» **Exercise**:
Scan the records below for lines with the word "RESILIENCE", then state how many you find and nothing else.

....

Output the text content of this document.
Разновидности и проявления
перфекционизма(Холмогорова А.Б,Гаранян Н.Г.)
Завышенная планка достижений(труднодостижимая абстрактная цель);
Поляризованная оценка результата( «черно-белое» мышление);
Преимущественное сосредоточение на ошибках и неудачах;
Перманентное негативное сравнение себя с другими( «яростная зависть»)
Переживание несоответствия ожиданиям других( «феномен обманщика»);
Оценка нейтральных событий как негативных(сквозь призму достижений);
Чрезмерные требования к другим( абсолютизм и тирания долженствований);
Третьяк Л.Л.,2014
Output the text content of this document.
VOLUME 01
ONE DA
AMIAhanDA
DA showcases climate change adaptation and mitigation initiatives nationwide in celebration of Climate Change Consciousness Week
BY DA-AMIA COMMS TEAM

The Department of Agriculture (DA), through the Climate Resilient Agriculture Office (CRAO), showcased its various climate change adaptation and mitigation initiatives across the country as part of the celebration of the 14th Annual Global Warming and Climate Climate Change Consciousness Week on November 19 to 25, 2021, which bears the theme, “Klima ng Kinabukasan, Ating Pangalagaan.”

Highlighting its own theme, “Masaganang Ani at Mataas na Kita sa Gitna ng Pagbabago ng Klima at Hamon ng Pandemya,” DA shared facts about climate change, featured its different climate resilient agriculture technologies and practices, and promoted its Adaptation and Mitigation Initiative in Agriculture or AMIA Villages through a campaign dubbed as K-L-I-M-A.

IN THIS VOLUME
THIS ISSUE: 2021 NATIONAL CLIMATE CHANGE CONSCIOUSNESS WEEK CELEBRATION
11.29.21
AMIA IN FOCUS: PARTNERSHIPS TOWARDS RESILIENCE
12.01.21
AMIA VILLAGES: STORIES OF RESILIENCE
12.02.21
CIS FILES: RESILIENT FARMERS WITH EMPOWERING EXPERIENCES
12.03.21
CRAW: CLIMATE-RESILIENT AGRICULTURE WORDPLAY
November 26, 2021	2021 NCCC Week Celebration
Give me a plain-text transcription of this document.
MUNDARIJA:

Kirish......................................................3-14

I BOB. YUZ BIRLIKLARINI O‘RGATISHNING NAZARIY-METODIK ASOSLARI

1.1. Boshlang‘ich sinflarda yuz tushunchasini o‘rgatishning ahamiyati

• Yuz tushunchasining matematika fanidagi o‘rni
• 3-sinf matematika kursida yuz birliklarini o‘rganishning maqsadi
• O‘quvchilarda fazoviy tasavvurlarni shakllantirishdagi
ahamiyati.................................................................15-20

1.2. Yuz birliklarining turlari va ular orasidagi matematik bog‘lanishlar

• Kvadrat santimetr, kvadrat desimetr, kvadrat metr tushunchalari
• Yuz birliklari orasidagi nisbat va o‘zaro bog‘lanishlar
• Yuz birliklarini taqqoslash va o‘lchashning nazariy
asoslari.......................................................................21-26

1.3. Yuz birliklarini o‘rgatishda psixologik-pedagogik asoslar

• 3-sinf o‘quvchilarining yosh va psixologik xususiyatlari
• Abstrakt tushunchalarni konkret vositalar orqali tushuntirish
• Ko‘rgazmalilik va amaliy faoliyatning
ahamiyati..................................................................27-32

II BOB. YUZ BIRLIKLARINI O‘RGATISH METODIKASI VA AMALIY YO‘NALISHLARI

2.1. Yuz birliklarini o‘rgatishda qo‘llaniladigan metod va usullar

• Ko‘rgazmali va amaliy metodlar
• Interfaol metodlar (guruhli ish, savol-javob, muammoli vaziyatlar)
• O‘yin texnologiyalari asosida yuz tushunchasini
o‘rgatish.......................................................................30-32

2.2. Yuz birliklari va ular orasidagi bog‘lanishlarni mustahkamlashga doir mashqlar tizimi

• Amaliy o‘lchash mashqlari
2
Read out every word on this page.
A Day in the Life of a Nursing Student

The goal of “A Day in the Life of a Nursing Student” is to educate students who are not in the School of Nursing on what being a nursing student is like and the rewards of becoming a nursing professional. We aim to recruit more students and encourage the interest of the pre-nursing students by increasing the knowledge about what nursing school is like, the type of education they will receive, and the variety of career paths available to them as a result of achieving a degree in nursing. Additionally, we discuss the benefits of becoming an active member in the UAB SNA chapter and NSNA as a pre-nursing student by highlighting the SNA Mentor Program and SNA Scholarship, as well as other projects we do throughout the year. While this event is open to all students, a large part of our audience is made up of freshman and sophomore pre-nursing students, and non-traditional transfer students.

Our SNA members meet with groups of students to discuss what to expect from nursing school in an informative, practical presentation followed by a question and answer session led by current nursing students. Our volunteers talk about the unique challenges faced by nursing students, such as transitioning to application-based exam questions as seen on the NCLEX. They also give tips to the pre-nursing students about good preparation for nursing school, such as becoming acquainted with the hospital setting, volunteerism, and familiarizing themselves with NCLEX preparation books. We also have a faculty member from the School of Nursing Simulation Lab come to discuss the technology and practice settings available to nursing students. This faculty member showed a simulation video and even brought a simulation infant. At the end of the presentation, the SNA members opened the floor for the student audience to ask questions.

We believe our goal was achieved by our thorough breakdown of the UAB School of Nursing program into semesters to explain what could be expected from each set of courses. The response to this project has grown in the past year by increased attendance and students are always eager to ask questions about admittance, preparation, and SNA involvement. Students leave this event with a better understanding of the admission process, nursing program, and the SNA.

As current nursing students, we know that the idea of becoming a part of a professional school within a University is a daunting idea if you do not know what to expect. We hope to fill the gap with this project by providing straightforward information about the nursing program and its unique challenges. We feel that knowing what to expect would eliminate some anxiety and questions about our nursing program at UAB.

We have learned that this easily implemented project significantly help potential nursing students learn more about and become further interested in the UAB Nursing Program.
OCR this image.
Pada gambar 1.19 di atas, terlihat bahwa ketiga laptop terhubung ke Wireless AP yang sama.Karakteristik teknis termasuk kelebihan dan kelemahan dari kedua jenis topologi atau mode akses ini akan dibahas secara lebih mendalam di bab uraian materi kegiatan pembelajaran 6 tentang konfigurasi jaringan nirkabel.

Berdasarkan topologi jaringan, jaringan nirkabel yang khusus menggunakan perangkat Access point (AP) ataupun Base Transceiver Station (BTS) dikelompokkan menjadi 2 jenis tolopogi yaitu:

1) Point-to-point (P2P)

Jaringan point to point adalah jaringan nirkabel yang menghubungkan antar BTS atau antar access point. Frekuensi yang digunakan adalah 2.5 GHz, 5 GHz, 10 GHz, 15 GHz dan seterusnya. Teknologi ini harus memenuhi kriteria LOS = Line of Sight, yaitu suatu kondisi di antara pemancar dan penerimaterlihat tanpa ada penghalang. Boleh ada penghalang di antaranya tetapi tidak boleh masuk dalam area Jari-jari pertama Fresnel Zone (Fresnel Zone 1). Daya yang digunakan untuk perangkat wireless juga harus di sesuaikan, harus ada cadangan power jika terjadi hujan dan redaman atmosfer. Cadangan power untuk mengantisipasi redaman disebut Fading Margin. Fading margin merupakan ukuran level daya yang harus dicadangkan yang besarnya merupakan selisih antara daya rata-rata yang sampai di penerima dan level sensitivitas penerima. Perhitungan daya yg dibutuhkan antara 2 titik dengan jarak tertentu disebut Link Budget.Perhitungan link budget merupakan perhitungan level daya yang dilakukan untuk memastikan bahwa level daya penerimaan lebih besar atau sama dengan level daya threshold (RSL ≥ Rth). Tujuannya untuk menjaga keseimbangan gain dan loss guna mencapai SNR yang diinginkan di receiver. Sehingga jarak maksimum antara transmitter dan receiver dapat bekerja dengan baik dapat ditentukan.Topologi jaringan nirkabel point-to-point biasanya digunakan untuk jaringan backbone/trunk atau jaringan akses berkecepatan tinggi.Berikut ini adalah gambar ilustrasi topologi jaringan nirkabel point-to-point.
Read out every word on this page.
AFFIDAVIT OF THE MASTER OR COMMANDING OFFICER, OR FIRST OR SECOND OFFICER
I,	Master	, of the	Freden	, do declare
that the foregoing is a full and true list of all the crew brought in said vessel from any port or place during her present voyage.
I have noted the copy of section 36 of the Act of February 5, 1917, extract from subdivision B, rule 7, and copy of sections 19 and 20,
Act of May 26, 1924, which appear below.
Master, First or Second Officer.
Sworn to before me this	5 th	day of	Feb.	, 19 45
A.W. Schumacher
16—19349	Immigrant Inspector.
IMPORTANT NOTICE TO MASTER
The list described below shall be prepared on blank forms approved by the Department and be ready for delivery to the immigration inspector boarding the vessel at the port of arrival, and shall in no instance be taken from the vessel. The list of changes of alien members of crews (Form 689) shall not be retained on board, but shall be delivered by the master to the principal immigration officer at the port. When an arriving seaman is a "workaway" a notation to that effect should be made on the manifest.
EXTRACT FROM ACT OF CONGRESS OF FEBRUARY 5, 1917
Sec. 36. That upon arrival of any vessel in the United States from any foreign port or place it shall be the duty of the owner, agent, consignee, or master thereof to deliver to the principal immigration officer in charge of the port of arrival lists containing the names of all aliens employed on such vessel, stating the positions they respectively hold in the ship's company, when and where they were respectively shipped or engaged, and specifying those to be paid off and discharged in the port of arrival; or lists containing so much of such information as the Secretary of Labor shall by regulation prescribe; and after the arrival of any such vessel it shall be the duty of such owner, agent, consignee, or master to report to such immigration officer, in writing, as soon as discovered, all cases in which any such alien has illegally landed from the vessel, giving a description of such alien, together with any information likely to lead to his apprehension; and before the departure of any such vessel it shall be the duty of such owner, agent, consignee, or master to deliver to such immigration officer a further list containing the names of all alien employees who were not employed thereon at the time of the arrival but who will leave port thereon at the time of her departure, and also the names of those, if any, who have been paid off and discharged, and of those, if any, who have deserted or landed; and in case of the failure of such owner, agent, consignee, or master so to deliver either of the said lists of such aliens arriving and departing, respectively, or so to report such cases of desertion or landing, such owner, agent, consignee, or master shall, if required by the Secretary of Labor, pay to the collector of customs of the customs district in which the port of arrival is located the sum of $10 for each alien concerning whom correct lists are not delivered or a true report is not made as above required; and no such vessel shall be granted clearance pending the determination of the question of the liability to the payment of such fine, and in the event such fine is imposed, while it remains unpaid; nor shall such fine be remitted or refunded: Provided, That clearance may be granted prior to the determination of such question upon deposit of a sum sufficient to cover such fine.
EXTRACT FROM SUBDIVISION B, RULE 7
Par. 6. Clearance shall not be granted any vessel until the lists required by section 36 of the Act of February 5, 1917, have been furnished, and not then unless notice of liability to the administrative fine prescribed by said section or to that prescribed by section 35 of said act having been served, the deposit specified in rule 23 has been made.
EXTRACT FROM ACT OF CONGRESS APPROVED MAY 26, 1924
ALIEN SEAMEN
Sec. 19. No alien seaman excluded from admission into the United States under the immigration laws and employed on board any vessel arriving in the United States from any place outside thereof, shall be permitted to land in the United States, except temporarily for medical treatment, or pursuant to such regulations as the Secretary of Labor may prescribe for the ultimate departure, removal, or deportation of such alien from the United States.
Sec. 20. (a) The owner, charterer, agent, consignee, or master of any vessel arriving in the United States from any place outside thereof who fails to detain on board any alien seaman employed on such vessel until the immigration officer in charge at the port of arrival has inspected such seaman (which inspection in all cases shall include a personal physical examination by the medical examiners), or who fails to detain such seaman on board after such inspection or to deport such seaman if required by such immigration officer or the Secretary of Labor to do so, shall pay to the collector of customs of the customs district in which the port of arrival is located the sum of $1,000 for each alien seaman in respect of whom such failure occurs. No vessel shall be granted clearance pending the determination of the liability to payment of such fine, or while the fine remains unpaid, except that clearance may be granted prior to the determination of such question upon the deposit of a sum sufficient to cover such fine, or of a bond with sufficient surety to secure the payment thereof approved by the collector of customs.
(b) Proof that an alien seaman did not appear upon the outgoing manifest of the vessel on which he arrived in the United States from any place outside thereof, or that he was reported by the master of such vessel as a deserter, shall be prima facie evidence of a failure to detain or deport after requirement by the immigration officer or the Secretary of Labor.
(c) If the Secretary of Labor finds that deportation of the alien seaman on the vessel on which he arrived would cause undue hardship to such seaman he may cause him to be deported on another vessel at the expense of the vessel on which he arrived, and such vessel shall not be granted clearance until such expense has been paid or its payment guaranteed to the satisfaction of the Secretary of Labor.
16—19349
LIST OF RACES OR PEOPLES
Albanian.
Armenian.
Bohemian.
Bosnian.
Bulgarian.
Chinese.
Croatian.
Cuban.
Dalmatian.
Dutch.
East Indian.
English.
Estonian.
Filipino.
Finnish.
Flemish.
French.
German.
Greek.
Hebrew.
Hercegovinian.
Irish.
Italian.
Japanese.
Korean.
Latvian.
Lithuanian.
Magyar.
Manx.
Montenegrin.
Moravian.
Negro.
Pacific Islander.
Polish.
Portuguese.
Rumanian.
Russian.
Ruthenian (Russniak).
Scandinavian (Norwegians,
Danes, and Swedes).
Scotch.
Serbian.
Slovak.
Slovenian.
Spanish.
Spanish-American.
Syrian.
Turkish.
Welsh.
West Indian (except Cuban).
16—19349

....

» **Solution for this exercise**:
2